§ **Exercise objective**
Can you turn every line of the material below into a Markdown table with the columns "Row" and "Line," numbering each line and leaving out any blank ones?

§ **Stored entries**
○ ○ ○ ○ ○ ○ ○
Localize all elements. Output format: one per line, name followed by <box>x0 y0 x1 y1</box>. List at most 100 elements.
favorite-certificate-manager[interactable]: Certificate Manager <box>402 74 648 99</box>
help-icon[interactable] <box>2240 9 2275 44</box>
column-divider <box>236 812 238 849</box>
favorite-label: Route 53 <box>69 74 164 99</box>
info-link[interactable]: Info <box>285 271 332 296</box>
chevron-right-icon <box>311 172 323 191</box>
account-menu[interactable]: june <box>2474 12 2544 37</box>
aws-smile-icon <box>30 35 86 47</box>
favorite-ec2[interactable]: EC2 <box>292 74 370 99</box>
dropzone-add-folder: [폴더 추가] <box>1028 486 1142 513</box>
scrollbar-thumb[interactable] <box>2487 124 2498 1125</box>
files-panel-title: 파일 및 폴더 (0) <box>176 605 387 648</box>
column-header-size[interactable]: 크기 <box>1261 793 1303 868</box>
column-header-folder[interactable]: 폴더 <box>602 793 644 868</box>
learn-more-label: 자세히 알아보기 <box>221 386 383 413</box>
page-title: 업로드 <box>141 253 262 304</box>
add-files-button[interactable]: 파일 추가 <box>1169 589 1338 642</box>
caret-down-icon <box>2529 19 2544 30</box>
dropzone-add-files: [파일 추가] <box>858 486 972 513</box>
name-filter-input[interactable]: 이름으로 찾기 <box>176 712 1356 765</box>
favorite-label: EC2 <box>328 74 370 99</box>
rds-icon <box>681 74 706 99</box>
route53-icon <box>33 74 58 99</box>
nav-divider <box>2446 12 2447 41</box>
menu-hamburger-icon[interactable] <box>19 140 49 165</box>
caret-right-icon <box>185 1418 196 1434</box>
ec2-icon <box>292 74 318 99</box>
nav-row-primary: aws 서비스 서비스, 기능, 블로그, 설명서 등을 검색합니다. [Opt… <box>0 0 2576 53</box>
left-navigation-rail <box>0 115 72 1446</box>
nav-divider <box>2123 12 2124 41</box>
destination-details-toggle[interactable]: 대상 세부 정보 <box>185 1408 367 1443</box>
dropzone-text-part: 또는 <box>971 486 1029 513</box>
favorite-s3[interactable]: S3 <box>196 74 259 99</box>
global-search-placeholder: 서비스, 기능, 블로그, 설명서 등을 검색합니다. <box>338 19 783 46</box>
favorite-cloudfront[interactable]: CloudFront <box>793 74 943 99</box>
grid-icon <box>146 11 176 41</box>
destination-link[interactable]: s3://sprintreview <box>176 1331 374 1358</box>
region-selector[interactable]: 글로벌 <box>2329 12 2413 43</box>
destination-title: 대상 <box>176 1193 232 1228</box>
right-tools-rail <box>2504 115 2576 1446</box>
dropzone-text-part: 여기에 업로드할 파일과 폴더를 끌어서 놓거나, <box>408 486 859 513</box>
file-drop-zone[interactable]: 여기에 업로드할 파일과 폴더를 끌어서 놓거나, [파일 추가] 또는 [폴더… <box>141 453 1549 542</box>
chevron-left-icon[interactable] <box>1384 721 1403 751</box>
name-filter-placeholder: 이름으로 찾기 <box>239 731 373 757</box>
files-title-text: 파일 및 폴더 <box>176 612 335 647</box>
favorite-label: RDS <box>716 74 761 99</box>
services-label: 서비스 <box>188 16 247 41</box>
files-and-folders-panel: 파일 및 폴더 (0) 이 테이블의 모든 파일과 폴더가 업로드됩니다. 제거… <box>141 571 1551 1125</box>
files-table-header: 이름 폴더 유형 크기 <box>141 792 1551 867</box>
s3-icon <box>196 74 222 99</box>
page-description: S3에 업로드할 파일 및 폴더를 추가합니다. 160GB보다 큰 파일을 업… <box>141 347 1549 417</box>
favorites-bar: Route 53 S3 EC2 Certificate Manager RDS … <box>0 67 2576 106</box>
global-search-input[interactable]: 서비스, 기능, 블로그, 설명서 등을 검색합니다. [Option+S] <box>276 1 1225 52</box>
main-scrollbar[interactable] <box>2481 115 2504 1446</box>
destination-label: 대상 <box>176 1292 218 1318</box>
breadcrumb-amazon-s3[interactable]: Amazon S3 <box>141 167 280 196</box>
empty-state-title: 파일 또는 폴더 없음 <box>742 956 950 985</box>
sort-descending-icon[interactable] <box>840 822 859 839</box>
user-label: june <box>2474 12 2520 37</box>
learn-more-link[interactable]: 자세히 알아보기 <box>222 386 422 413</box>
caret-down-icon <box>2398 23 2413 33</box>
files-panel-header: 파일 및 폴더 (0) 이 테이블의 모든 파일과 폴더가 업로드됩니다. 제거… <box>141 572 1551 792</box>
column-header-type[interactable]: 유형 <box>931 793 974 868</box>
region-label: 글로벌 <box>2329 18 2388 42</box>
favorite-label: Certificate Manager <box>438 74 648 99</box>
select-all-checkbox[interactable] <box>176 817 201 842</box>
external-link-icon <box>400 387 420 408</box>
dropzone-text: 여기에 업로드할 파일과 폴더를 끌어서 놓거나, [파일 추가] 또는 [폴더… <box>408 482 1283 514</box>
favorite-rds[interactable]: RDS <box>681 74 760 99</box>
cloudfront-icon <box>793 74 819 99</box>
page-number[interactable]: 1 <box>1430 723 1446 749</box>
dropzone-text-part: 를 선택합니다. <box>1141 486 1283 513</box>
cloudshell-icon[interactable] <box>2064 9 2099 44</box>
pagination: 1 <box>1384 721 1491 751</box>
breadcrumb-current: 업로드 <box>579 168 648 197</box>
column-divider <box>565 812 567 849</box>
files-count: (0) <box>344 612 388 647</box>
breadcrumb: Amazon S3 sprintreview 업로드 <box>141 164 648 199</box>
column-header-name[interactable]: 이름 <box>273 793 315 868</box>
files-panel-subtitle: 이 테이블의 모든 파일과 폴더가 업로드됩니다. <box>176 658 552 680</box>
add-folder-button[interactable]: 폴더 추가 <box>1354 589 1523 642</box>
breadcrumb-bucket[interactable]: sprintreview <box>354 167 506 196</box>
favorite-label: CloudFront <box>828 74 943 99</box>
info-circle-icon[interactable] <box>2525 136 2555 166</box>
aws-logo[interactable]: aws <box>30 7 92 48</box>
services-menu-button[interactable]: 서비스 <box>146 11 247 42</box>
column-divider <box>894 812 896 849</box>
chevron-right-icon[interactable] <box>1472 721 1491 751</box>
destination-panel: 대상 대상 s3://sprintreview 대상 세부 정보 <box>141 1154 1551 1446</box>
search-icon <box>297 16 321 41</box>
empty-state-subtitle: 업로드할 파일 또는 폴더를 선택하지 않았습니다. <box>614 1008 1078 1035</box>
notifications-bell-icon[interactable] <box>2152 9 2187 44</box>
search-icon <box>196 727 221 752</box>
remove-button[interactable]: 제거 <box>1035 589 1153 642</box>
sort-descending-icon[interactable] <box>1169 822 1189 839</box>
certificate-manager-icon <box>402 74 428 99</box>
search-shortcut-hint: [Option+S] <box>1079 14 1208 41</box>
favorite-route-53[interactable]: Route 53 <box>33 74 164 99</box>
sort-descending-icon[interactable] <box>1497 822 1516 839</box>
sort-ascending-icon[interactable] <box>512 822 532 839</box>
○ ○ ○ ○ ○ ○ ○
§ **Written response**
| Row | Line |
|---|---|
| 1 | Localize all elements. Output format: one per line, name followed by <box>x0 y0 x1 y1</box>. List at most 100 elements. |
| 2 | favorite-certificate-manager[interactable]: Certificate Manager <box>402 74 648 99</box> |
| 3 | help-icon[interactable] <box>2240 9 2275 44</box> |
| 4 | column-divider <box>236 812 238 849</box> |
| 5 | favorite-label: Route 53 <box>69 74 164 99</box> |
| 6 | info-link[interactable]: Info <box>285 271 332 296</box> |
| 7 | chevron-right-icon <box>311 172 323 191</box> |
| 8 | account-menu[interactable]: june <box>2474 12 2544 37</box> |
| 9 | aws-smile-icon <box>30 35 86 47</box> |
| 10 | favorite-ec2[interactable]: EC2 <box>292 74 370 99</box> |
| 11 | dropzone-add-folder: [폴더 추가] <box>1028 486 1142 513</box> |
| 12 | scrollbar-thumb[interactable] <box>2487 124 2498 1125</box> |
| 13 | files-panel-title: 파일 및 폴더 (0) <box>176 605 387 648</box> |
| 14 | column-header-size[interactable]: 크기 <box>1261 793 1303 868</box> |
| 15 | column-header-folder[interactable]: 폴더 <box>602 793 644 868</box> |
| 16 | learn-more-label: 자세히 알아보기 <box>221 386 383 413</box> |
| 17 | page-title: 업로드 <box>141 253 262 304</box> |
| 18 | add-files-button[interactable]: 파일 추가 <box>1169 589 1338 642</box> |
| 19 | caret-down-icon <box>2529 19 2544 30</box> |
| 20 | dropzone-add-files: [파일 추가] <box>858 486 972 513</box> |
| 21 | name-filter-input[interactable]: 이름으로 찾기 <box>176 712 1356 765</box> |
| 22 | favorite-label: EC2 <box>328 74 370 99</box> |
| 23 | rds-icon <box>681 74 706 99</box> |
| 24 | route53-icon <box>33 74 58 99</box> |
| 25 | nav-divider <box>2446 12 2447 41</box> |
| 26 | menu-hamburger-icon[interactable] <box>19 140 49 165</box> |
| 27 | caret-right-icon <box>185 1418 196 1434</box> |
| 28 | ec2-icon <box>292 74 318 99</box> |
| 29 | nav-row-primary: aws 서비스 서비스, 기능, 블로그, 설명서 등을 검색합니다. [Opt… <box>0 0 2576 53</box> |
| 30 | left-navigation-rail <box>0 115 72 1446</box> |
| 31 | nav-divider <box>2123 12 2124 41</box> |
| 32 | destination-details-toggle[interactable]: 대상 세부 정보 <box>185 1408 367 1443</box> |
| 33 | dropzone-text-part: 또는 <box>971 486 1029 513</box> |
| 34 | favorite-s3[interactable]: S3 <box>196 74 259 99</box> |
| 35 | global-search-placeholder: 서비스, 기능, 블로그, 설명서 등을 검색합니다. <box>338 19 783 46</box> |
| 36 | favorite-cloudfront[interactable]: CloudFront <box>793 74 943 99</box> |
| 37 | grid-icon <box>146 11 176 41</box> |
| 38 | destination-link[interactable]: s3://sprintreview <box>176 1331 374 1358</box> |
| 39 | region-selector[interactable]: 글로벌 <box>2329 12 2413 43</box> |
| 40 | destination-title: 대상 <box>176 1193 232 1228</box> |
| 41 | right-tools-rail <box>2504 115 2576 1446</box> |
| 42 | dropzone-text-part: 여기에 업로드할 파일과 폴더를 끌어서 놓거나, <box>408 486 859 513</box> |
| 43 | file-drop-zone[interactable]: 여기에 업로드할 파일과 폴더를 끌어서 놓거나, [파일 추가] 또는 [폴더… <box>141 453 1549 542</box> |
| 44 | chevron-left-icon[interactable] <box>1384 721 1403 751</box> |
| 45 | name-filter-placeholder: 이름으로 찾기 <box>239 731 373 757</box> |
| 46 | files-title-text: 파일 및 폴더 <box>176 612 335 647</box> |
| 47 | favorite-label: RDS <box>716 74 761 99</box> |
| 48 | services-label: 서비스 <box>188 16 247 41</box> |
| 49 | files-and-folders-panel: 파일 및 폴더 (0) 이 테이블의 모든 파일과 폴더가 업로드됩니다. 제거… <box>141 571 1551 1125</box> |
| 50 | files-table-header: 이름 폴더 유형 크기 <box>141 792 1551 867</box> |
| 51 | s3-icon <box>196 74 222 99</box> |
| 52 | page-description: S3에 업로드할 파일 및 폴더를 추가합니다. 160GB보다 큰 파일을 업… <box>141 347 1549 417</box> |
| 53 | favorites-bar: Route 53 S3 EC2 Certificate Manager RDS … <box>0 67 2576 106</box> |
| 54 | global-search-input[interactable]: 서비스, 기능, 블로그, 설명서 등을 검색합니다. [Option+S] <box>276 1 1225 52</box> |
| 55 | main-scrollbar[interactable] <box>2481 115 2504 1446</box> |
| 56 | destination-label: 대상 <box>176 1292 218 1318</box> |
| 57 | breadcrumb-amazon-s3[interactable]: Amazon S3 <box>141 167 280 196</box> |
| 58 | empty-state-title: 파일 또는 폴더 없음 <box>742 956 950 985</box> |
| 59 | sort-descending-icon[interactable] <box>840 822 859 839</box> |
| 60 | user-label: june <box>2474 12 2520 37</box> |
| 61 | learn-more-link[interactable]: 자세히 알아보기 <box>222 386 422 413</box> |
| 62 | caret-down-icon <box>2398 23 2413 33</box> |
| 63 | files-panel-header: 파일 및 폴더 (0) 이 테이블의 모든 파일과 폴더가 업로드됩니다. 제거… <box>141 572 1551 792</box> |
| 64 | column-header-type[interactable]: 유형 <box>931 793 974 868</box> |
| 65 | region-label: 글로벌 <box>2329 18 2388 42</box> |
| 66 | favorite-label: Certificate Manager <box>438 74 648 99</box> |
| 67 | select-all-checkbox[interactable] <box>176 817 201 842</box> |
| 68 | external-link-icon <box>400 387 420 408</box> |
| 69 | dropzone-text: 여기에 업로드할 파일과 폴더를 끌어서 놓거나, [파일 추가] 또는 [폴더… <box>408 482 1283 514</box> |
| 70 | favorite-rds[interactable]: RDS <box>681 74 760 99</box> |
| 71 | cloudfront-icon <box>793 74 819 99</box> |
| 72 | page-number[interactable]: 1 <box>1430 723 1446 749</box> |
| 73 | dropzone-text-part: 를 선택합니다. <box>1141 486 1283 513</box> |
| 74 | cloudshell-icon[interactable] <box>2064 9 2099 44</box> |
| 75 | pagination: 1 <box>1384 721 1491 751</box> |
| 76 | breadcrumb-current: 업로드 <box>579 168 648 197</box> |
| 77 | column-divider <box>565 812 567 849</box> |
| 78 | files-count: (0) <box>344 612 388 647</box> |
| 79 | breadcrumb: Amazon S3 sprintreview 업로드 <box>141 164 648 199</box> |
| 80 | column-header-name[interactable]: 이름 <box>273 793 315 868</box> |
| 81 | files-panel-subtitle: 이 테이블의 모든 파일과 폴더가 업로드됩니다. <box>176 658 552 680</box> |
| 82 | add-folder-button[interactable]: 폴더 추가 <box>1354 589 1523 642</box> |
| 83 | breadcrumb-bucket[interactable]: sprintreview <box>354 167 506 196</box> |
| 84 | favorite-label: CloudFront <box>828 74 943 99</box> |
| 85 | info-circle-icon[interactable] <box>2525 136 2555 166</box> |
| 86 | aws-logo[interactable]: aws <box>30 7 92 48</box> |
| 87 | services-menu-button[interactable]: 서비스 <box>146 11 247 42</box> |
| 88 | column-divider <box>894 812 896 849</box> |
| 89 | chevron-right-icon[interactable] <box>1472 721 1491 751</box> |
| 90 | destination-panel: 대상 대상 s3://sprintreview 대상 세부 정보 <box>141 1154 1551 1446</box> |
| 91 | search-icon <box>297 16 321 41</box> |
| 92 | empty-state-subtitle: 업로드할 파일 또는 폴더를 선택하지 않았습니다. <box>614 1008 1078 1035</box> |
| 93 | notifications-bell-icon[interactable] <box>2152 9 2187 44</box> |
| 94 | search-icon <box>196 727 221 752</box> |
| 95 | remove-button[interactable]: 제거 <box>1035 589 1153 642</box> |
| 96 | sort-descending-icon[interactable] <box>1169 822 1189 839</box> |
| 97 | certificate-manager-icon <box>402 74 428 99</box> |
| 98 | search-shortcut-hint: [Option+S] <box>1079 14 1208 41</box> |
| 99 | favorite-route-53[interactable]: Route 53 <box>33 74 164 99</box> |
| 100 | sort-descending-icon[interactable] <box>1497 822 1516 839</box> |
| 101 | sort-ascending-icon[interactable] <box>512 822 532 839</box> |